Task brief
Repeat all of the records verbatim.

┌─ Record extracts

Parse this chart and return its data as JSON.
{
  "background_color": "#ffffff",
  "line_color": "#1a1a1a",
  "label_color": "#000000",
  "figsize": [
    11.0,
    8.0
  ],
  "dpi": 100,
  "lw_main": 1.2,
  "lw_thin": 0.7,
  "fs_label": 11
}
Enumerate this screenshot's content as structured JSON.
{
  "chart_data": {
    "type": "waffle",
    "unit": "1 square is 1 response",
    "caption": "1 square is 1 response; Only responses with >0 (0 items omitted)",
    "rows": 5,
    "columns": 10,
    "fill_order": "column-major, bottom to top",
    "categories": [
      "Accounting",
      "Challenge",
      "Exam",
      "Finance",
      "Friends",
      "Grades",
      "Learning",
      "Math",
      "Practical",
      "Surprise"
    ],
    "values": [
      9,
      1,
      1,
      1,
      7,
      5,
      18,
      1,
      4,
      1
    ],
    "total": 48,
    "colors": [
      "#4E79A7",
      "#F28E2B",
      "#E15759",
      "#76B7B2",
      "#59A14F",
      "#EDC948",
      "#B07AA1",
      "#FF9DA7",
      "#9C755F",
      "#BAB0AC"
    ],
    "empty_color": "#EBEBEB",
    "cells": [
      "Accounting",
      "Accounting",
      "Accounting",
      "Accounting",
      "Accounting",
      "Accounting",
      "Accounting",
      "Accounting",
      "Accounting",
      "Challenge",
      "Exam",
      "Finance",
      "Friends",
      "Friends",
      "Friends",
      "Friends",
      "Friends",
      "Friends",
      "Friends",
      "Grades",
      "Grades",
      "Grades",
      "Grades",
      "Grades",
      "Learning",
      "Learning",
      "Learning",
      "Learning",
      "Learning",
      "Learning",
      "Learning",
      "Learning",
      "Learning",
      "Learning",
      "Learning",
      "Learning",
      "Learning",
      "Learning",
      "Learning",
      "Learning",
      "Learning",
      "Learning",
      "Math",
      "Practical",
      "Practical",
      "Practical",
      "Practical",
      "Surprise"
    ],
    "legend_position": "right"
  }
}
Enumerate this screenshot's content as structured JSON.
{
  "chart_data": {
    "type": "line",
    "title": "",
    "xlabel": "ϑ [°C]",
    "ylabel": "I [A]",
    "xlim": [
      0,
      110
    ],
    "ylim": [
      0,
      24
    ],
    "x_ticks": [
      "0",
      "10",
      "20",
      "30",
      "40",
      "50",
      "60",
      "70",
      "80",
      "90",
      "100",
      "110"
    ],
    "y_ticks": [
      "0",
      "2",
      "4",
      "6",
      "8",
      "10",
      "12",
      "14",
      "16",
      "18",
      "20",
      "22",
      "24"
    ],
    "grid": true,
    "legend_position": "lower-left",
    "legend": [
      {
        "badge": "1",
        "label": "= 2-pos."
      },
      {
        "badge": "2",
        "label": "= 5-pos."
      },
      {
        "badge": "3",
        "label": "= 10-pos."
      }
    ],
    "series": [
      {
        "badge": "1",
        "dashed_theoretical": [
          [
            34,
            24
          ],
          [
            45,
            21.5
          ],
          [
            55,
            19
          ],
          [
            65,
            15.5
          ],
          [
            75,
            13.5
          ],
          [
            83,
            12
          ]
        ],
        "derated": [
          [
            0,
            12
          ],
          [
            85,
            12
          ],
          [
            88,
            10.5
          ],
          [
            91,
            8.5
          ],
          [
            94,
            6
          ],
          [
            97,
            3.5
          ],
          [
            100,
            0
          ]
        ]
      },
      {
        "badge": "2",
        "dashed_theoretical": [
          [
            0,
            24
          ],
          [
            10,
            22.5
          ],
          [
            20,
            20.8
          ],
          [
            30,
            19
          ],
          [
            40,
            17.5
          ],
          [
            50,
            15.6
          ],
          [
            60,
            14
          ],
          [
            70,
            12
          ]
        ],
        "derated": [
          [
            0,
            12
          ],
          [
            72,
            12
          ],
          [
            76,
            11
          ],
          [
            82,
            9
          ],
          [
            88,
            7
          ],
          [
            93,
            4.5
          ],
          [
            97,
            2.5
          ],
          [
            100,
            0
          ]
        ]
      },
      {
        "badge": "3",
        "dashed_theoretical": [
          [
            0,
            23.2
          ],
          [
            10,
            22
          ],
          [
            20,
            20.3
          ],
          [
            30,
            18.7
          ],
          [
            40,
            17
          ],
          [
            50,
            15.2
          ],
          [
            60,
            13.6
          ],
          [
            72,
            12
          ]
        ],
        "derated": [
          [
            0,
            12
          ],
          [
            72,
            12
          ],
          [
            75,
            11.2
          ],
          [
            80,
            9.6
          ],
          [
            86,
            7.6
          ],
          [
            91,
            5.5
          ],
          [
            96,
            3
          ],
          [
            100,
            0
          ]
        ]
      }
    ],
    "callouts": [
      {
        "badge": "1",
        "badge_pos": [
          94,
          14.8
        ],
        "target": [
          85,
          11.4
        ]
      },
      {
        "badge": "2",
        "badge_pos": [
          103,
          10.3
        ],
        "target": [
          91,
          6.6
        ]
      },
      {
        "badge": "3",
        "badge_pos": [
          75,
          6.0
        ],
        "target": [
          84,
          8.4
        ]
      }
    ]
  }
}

└─

Solution below
Parse this chart and return its data as JSON.
{
  "background_color": "#ffffff",
  "line_color": "#1a1a1a",
  "label_color": "#000000",
  "figsize": [
    11.0,
    8.0
  ],
  "dpi": 100,
  "lw_main": 1.2,
  "lw_thin": 0.7,
  "fs_label": 11
}
Enumerate this screenshot's content as structured JSON.
{
  "chart_data": {
    "type": "waffle",
    "unit": "1 square is 1 response",
    "caption": "1 square is 1 response; Only responses with >0 (0 items omitted)",
    "rows": 5,
    "columns": 10,
    "fill_order": "column-major, bottom to top",
    "categories": [
      "Accounting",
      "Challenge",
      "Exam",
      "Finance",
      "Friends",
      "Grades",
      "Learning",
      "Math",
      "Practical",
      "Surprise"
    ],
    "values": [
      9,
      1,
      1,
      1,
      7,
      5,
      18,
      1,
      4,
      1
    ],
    "total": 48,
    "colors": [
      "#4E79A7",
      "#F28E2B",
      "#E15759",
      "#76B7B2",
      "#59A14F",
      "#EDC948",
      "#B07AA1",
      "#FF9DA7",
      "#9C755F",
      "#BAB0AC"
    ],
    "empty_color": "#EBEBEB",
    "cells": [
      "Accounting",
      "Accounting",
      "Accounting",
      "Accounting",
      "Accounting",
      "Accounting",
      "Accounting",
      "Accounting",
      "Accounting",
      "Challenge",
      "Exam",
      "Finance",
      "Friends",
      "Friends",
      "Friends",
      "Friends",
      "Friends",
      "Friends",
      "Friends",
      "Grades",
      "Grades",
      "Grades",
      "Grades",
      "Grades",
      "Learning",
      "Learning",
      "Learning",
      "Learning",
      "Learning",
      "Learning",
      "Learning",
      "Learning",
      "Learning",
      "Learning",
      "Learning",
      "Learning",
      "Learning",
      "Learning",
      "Learning",
      "Learning",
      "Learning",
      "Learning",
      "Math",
      "Practical",
      "Practical",
      "Practical",
      "Practical",
      "Surprise"
    ],
    "legend_position": "right"
  }
}
Enumerate this screenshot's content as structured JSON.
{
  "chart_data": {
    "type": "line",
    "title": "",
    "xlabel": "ϑ [°C]",
    "ylabel": "I [A]",
    "xlim": [
      0,
      110
    ],
    "ylim": [
      0,
      24
    ],
    "x_ticks": [
      "0",
      "10",
      "20",
      "30",
      "40",
      "50",
      "60",
      "70",
      "80",
      "90",
      "100",
      "110"
    ],
    "y_ticks": [
      "0",
      "2",
      "4",
      "6",
      "8",
      "10",
      "12",
      "14",
      "16",
      "18",
      "20",
      "22",
      "24"
    ],
    "grid": true,
    "legend_position": "lower-left",
    "legend": [
      {
        "badge": "1",
        "label": "= 2-pos."
      },
      {
        "badge": "2",
        "label": "= 5-pos."
      },
      {
        "badge": "3",
        "label": "= 10-pos."
      }
    ],
    "series": [
      {
        "badge": "1",
        "dashed_theoretical": [
          [
            34,
            24
          ],
          [
            45,
            21.5
          ],
          [
            55,
            19
          ],
          [
            65,
            15.5
          ],
          [
            75,
            13.5
          ],
          [
            83,
            12
          ]
        ],
        "derated": [
          [
            0,
            12
          ],
          [
            85,
            12
          ],
          [
            88,
            10.5
          ],
          [
            91,
            8.5
          ],
          [
            94,
            6
          ],
          [
            97,
            3.5
          ],
          [
            100,
            0
          ]
        ]
      },
      {
        "badge": "2",
        "dashed_theoretical": [
          [
            0,
            24
          ],
          [
            10,
            22.5
          ],
          [
            20,
            20.8
          ],
          [
            30,
            19
          ],
          [
            40,
            17.5
          ],
          [
            50,
            15.6
          ],
          [
            60,
            14
          ],
          [
            70,
            12
          ]
        ],
        "derated": [
          [
            0,
            12
          ],
          [
            72,
            12
          ],
          [
            76,
            11
          ],
          [
            82,
            9
          ],
          [
            88,
            7
          ],
          [
            93,
            4.5
          ],
          [
            97,
            2.5
          ],
          [
            100,
            0
          ]
        ]
      },
      {
        "badge": "3",
        "dashed_theoretical": [
          [
            0,
            23.2
          ],
          [
            10,
            22
          ],
          [
            20,
            20.3
          ],
          [
            30,
            18.7
          ],
          [
            40,
            17
          ],
          [
            50,
            15.2
          ],
          [
            60,
            13.6
          ],
          [
            72,
            12
          ]
        ],
        "derated": [
          [
            0,
            12
          ],
          [
            72,
            12
          ],
          [
            75,
            11.2
          ],
          [
            80,
            9.6
          ],
          [
            86,
            7.6
          ],
          [
            91,
            5.5
          ],
          [
            96,
            3
          ],
          [
            100,
            0
          ]
        ]
      }
    ],
    "callouts": [
      {
        "badge": "1",
        "badge_pos": [
          94,
          14.8
        ],
        "target": [
          85,
          11.4
        ]
      },
      {
        "badge": "2",
        "badge_pos": [
          103,
          10.3
        ],
        "target": [
          91,
          6.6
        ]
      },
      {
        "badge": "3",
        "badge_pos": [
          75,
          6.0
        ],
        "target": [
          84,
          8.4
        ]
      }
    ]
  }
}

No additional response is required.